— begin —
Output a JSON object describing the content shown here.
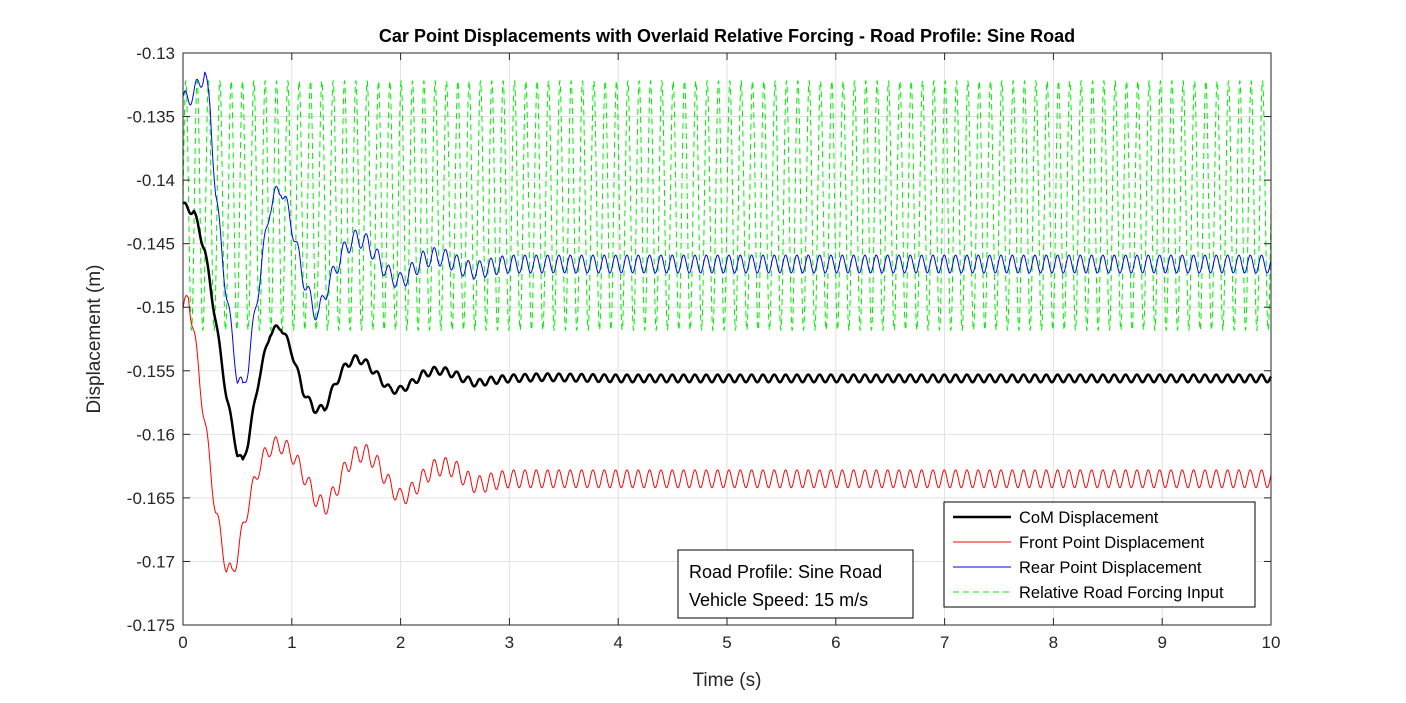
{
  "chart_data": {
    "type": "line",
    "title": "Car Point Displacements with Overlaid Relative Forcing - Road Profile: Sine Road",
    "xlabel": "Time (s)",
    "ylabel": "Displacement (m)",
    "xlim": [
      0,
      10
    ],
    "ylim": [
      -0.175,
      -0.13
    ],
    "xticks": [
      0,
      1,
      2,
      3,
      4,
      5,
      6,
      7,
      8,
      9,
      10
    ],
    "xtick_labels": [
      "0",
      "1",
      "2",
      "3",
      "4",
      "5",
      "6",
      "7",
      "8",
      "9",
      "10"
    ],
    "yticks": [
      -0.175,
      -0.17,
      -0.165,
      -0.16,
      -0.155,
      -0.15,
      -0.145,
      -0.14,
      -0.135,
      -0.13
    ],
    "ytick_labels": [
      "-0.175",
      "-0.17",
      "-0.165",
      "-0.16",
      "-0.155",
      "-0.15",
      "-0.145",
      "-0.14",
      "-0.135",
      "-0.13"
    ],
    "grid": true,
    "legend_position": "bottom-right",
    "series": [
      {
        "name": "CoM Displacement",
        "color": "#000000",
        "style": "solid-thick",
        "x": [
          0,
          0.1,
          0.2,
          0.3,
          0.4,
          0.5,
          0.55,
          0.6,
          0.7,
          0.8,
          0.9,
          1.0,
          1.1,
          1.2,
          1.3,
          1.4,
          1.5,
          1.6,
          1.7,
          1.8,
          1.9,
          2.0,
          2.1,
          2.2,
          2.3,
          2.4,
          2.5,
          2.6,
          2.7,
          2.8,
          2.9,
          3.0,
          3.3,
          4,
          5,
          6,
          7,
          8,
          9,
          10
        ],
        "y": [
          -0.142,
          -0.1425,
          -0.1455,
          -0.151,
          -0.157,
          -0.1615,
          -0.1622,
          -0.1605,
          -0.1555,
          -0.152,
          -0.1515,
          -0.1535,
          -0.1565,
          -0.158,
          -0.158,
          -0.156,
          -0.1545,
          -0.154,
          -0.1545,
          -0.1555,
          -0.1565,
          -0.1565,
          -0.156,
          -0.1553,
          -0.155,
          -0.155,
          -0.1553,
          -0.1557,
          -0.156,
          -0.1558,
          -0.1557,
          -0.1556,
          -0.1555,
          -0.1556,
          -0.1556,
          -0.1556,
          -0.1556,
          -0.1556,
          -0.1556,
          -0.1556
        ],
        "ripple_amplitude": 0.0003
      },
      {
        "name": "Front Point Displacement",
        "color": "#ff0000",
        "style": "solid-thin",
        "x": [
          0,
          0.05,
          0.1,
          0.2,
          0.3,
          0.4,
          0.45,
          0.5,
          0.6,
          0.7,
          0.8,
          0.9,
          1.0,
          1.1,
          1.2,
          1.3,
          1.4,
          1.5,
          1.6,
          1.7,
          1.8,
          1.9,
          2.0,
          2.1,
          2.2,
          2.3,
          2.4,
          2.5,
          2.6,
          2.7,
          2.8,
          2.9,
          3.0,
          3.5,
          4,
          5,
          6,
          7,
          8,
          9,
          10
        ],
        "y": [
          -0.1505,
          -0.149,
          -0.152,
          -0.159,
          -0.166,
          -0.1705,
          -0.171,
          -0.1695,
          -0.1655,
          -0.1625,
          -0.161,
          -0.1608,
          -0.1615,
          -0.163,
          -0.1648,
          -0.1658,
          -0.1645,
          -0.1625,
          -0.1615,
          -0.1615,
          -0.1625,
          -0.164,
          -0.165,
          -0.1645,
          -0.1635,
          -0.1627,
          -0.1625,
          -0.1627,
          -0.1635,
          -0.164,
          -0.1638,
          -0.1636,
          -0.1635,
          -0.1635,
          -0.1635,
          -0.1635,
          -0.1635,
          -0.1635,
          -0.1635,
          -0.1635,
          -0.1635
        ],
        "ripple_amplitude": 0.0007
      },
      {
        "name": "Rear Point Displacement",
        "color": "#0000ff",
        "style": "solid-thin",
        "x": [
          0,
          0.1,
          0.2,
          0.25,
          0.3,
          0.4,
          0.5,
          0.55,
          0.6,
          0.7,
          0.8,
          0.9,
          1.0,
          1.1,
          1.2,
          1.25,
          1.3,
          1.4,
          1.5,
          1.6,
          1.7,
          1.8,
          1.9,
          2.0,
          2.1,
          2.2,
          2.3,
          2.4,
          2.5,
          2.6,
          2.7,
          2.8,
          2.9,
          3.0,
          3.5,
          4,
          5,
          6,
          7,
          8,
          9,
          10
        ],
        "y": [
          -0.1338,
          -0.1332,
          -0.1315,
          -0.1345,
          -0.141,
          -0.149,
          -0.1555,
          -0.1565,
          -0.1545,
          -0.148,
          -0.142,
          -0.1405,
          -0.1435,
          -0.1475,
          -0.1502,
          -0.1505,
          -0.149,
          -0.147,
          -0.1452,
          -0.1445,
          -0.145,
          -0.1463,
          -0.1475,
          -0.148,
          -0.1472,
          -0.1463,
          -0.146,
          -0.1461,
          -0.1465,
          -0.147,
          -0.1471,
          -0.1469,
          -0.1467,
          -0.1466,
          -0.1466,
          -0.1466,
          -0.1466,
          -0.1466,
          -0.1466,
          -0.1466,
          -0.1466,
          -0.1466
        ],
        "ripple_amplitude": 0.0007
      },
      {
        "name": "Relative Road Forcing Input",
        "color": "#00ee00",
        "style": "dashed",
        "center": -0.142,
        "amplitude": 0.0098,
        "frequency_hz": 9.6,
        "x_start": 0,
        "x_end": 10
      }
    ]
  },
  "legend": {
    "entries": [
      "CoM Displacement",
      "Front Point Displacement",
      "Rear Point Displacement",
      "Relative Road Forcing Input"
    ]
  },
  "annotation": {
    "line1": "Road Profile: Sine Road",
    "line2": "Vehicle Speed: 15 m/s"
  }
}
— end —
— begin —
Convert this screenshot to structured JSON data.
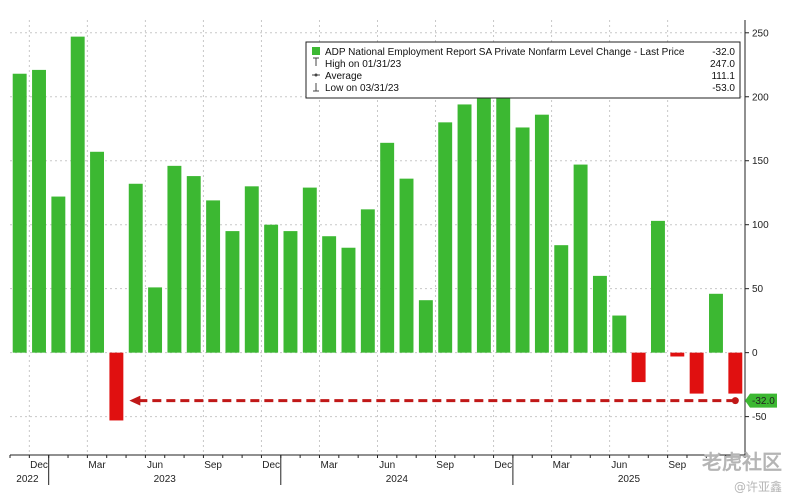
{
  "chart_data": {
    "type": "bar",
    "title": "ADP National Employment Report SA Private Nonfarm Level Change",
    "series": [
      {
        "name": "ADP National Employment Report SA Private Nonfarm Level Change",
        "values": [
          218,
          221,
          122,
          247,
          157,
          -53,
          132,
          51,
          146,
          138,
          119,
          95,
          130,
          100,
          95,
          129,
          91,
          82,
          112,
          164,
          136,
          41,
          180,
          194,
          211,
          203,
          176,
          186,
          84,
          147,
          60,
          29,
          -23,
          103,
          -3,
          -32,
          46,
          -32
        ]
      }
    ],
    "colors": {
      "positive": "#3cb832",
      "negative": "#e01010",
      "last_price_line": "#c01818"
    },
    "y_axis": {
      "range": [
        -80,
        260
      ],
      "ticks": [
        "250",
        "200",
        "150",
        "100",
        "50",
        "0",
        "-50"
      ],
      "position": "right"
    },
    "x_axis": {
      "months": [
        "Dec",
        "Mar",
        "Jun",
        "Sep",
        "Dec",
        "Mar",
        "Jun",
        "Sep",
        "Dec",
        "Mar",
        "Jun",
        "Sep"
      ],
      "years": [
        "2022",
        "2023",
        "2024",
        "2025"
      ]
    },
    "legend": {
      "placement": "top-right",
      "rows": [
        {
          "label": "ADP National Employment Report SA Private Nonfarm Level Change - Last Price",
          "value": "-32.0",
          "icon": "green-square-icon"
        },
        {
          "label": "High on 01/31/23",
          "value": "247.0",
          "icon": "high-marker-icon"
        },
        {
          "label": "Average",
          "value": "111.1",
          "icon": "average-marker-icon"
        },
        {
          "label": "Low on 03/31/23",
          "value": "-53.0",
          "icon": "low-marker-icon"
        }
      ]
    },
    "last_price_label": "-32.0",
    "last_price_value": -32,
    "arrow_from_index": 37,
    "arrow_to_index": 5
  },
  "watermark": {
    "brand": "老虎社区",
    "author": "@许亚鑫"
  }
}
— end —
Only lines that contain the word "Report" are wanted; copy each of them.

■ **Solution to this task**
    "title": "ADP National Employment Report SA Private Nonfarm Level Change",
        "name": "ADP National Employment Report SA Private Nonfarm Level Change",
          "label": "ADP National Employment Report SA Private Nonfarm Level Change - Last Price",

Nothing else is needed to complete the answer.